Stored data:
:::::
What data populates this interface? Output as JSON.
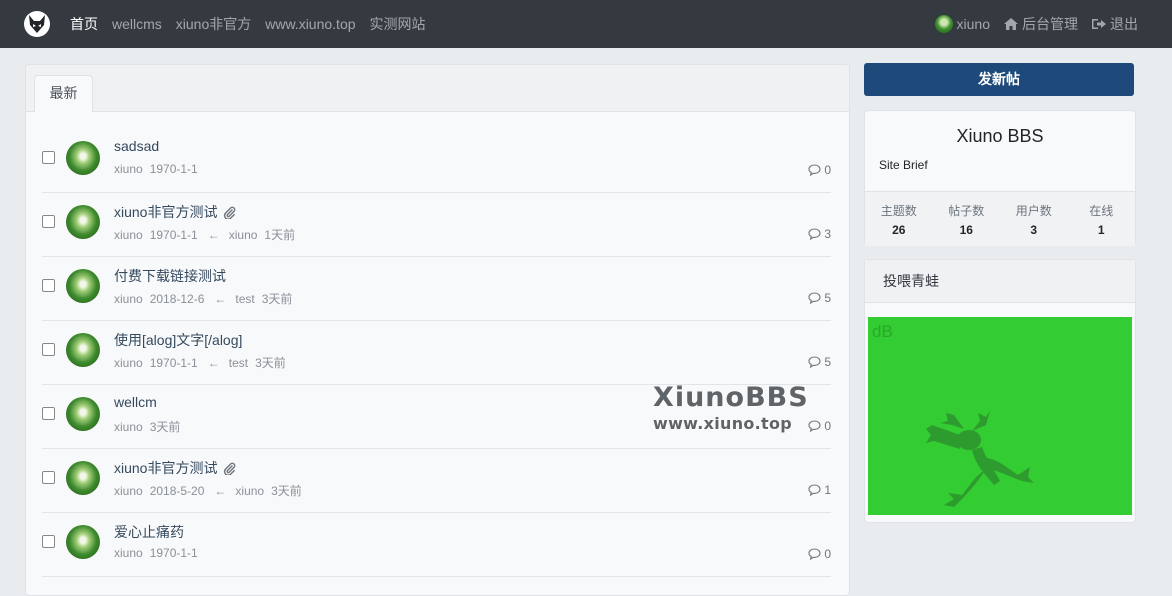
{
  "nav": {
    "links": [
      "首页",
      "wellcms",
      "xiuno非官方",
      "www.xiuno.top",
      "实测网站"
    ],
    "user": "xiuno",
    "admin": "后台管理",
    "logout": "退出"
  },
  "tabs": [
    "最新"
  ],
  "threads": [
    {
      "subject": "sadsad",
      "author": "xiuno",
      "date": "1970-1-1",
      "last_user": "",
      "last_time": "",
      "replies": "0",
      "attachment": false
    },
    {
      "subject": "xiuno非官方测试",
      "author": "xiuno",
      "date": "1970-1-1",
      "last_user": "xiuno",
      "last_time": "1天前",
      "replies": "3",
      "attachment": true
    },
    {
      "subject": "付费下载链接测试",
      "author": "xiuno",
      "date": "2018-12-6",
      "last_user": "test",
      "last_time": "3天前",
      "replies": "5",
      "attachment": false
    },
    {
      "subject": "使用[alog]文字[/alog]",
      "author": "xiuno",
      "date": "1970-1-1",
      "last_user": "test",
      "last_time": "3天前",
      "replies": "5",
      "attachment": false
    },
    {
      "subject": "wellcm",
      "author": "xiuno",
      "date": "3天前",
      "last_user": "",
      "last_time": "",
      "replies": "0",
      "attachment": false
    },
    {
      "subject": "xiuno非官方测试",
      "author": "xiuno",
      "date": "2018-5-20",
      "last_user": "xiuno",
      "last_time": "3天前",
      "replies": "1",
      "attachment": true
    },
    {
      "subject": "爱心止痛药",
      "author": "xiuno",
      "date": "1970-1-1",
      "last_user": "",
      "last_time": "",
      "replies": "0",
      "attachment": false
    }
  ],
  "watermark": {
    "line1": "XiunoBBS",
    "line2": "www.xiuno.top"
  },
  "sidebar": {
    "new_thread": "发新帖",
    "site_name": "Xiuno BBS",
    "site_brief": "Site Brief",
    "stats": [
      {
        "label": "主题数",
        "value": "26"
      },
      {
        "label": "帖子数",
        "value": "16"
      },
      {
        "label": "用户数",
        "value": "3"
      },
      {
        "label": "在线",
        "value": "1"
      }
    ],
    "ad_title": "投喂青蛙",
    "ad_text": "dB"
  },
  "colors": {
    "navbar": "#343a40",
    "primary_button": "#1d4a7a",
    "ad_background": "#33cc33"
  }
}
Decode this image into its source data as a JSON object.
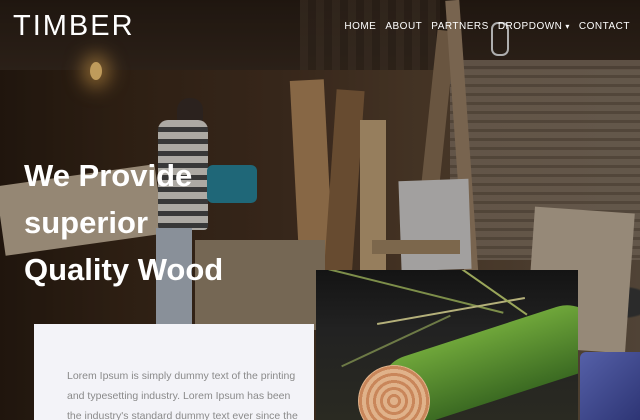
{
  "brand": {
    "logo": "TIMBER"
  },
  "nav": {
    "items": [
      {
        "label": "HOME"
      },
      {
        "label": "ABOUT"
      },
      {
        "label": "PARTNERS"
      },
      {
        "label": "DROPDOWN"
      },
      {
        "label": "CONTACT"
      }
    ],
    "dropdown_caret": "▾"
  },
  "hero": {
    "headline_line1": "We Provide superior",
    "headline_line2": "Quality Wood"
  },
  "about": {
    "text": "Lorem Ipsum is simply dummy text of the printing and typesetting industry. Lorem Ipsum has been the industry's standard dummy text ever since the"
  },
  "colors": {
    "card_bg": "#f3f3f8",
    "text_muted": "#8a8a8a",
    "nav_text": "#ffffff"
  }
}
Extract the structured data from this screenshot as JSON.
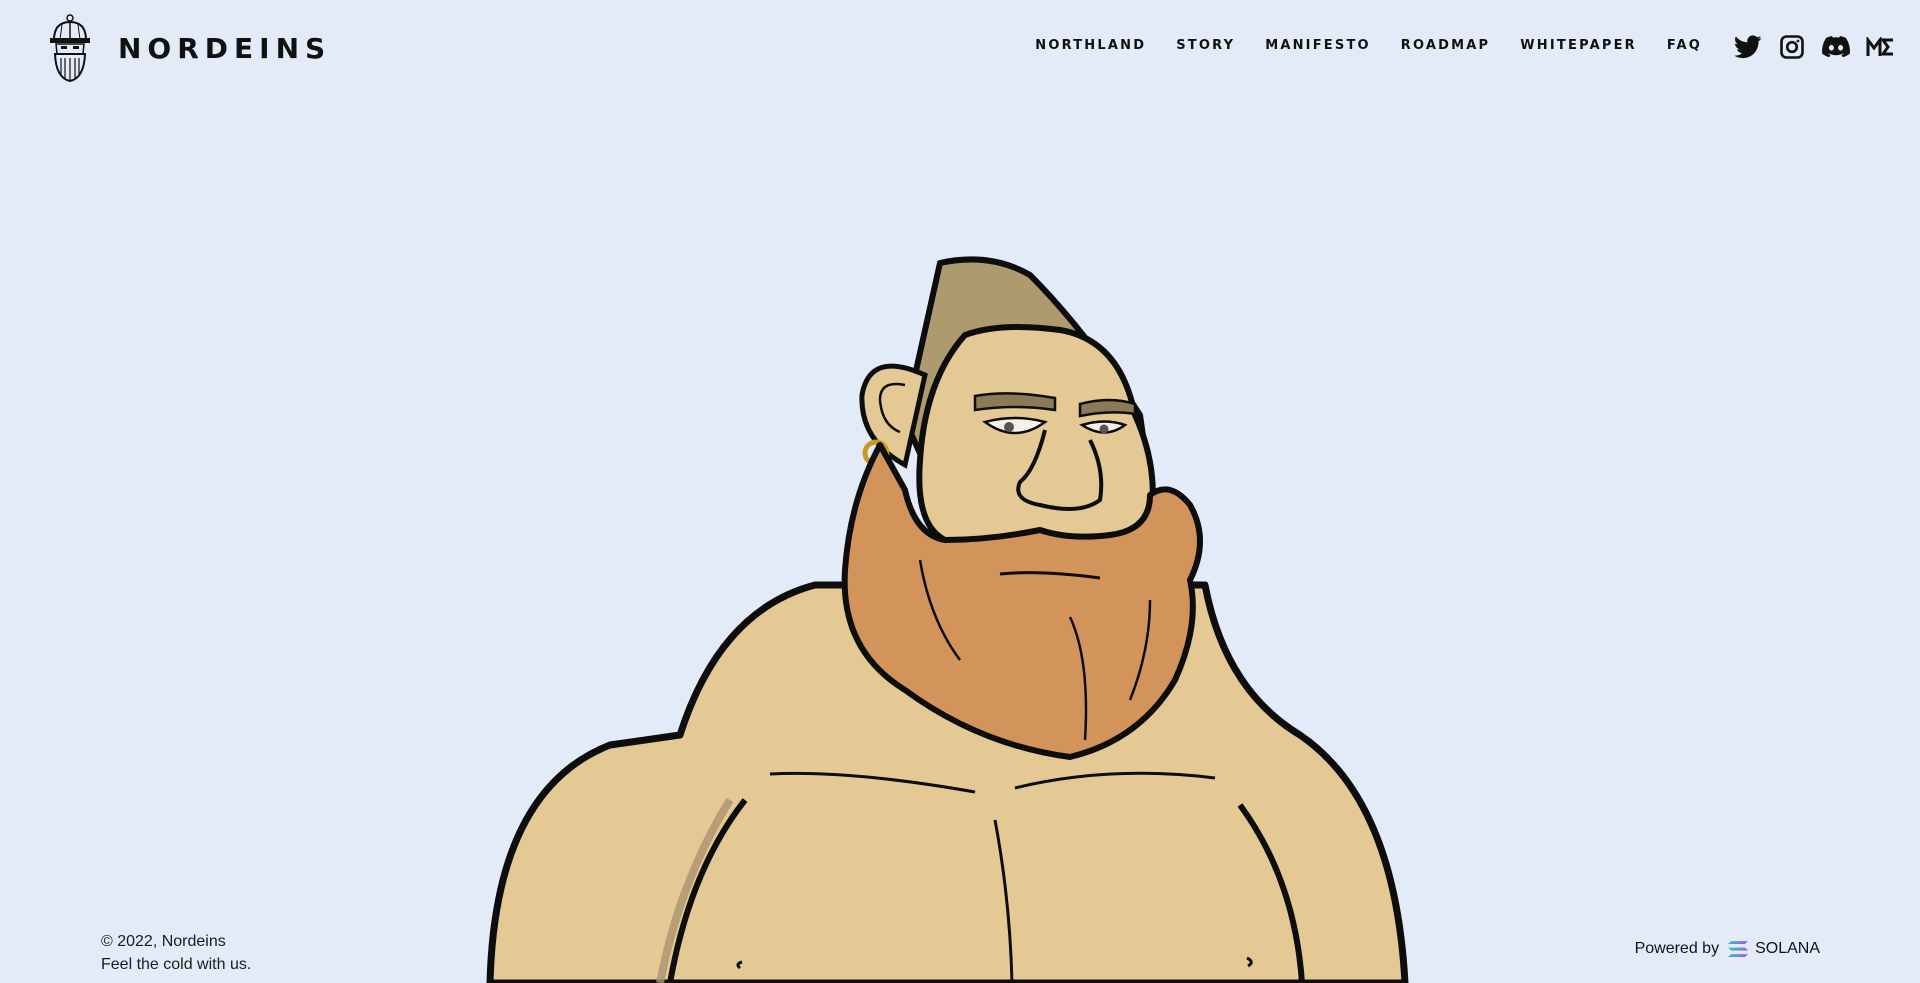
{
  "brand": {
    "name": "NORDEINS"
  },
  "nav": {
    "items": [
      {
        "label": "NORTHLAND"
      },
      {
        "label": "STORY"
      },
      {
        "label": "MANIFESTO"
      },
      {
        "label": "ROADMAP"
      },
      {
        "label": "WHITEPAPER"
      },
      {
        "label": "FAQ"
      }
    ]
  },
  "socials": [
    "twitter-icon",
    "instagram-icon",
    "discord-icon",
    "magic-eden-icon"
  ],
  "hero": {
    "image": "bearded-viking-character-illustration"
  },
  "footer": {
    "copyright": "© 2022, Nordeins",
    "tagline": "Feel the cold with us.",
    "powered_by": "Powered by",
    "powered_name": "SOLANA"
  },
  "colors": {
    "background": "#e4ebf8",
    "skin": "#e4c994",
    "beard": "#d2945a",
    "hair": "#ad9a6e",
    "outline": "#0d0d0d"
  }
}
:::::
[Task objective]:
Copy, from the material, each line that holds the string "this".

[Solution below]:
What data populates this interface? Output as JSON.
Decode this image into its source data as a JSON object.
Extract the structured data from this screenshot as JSON.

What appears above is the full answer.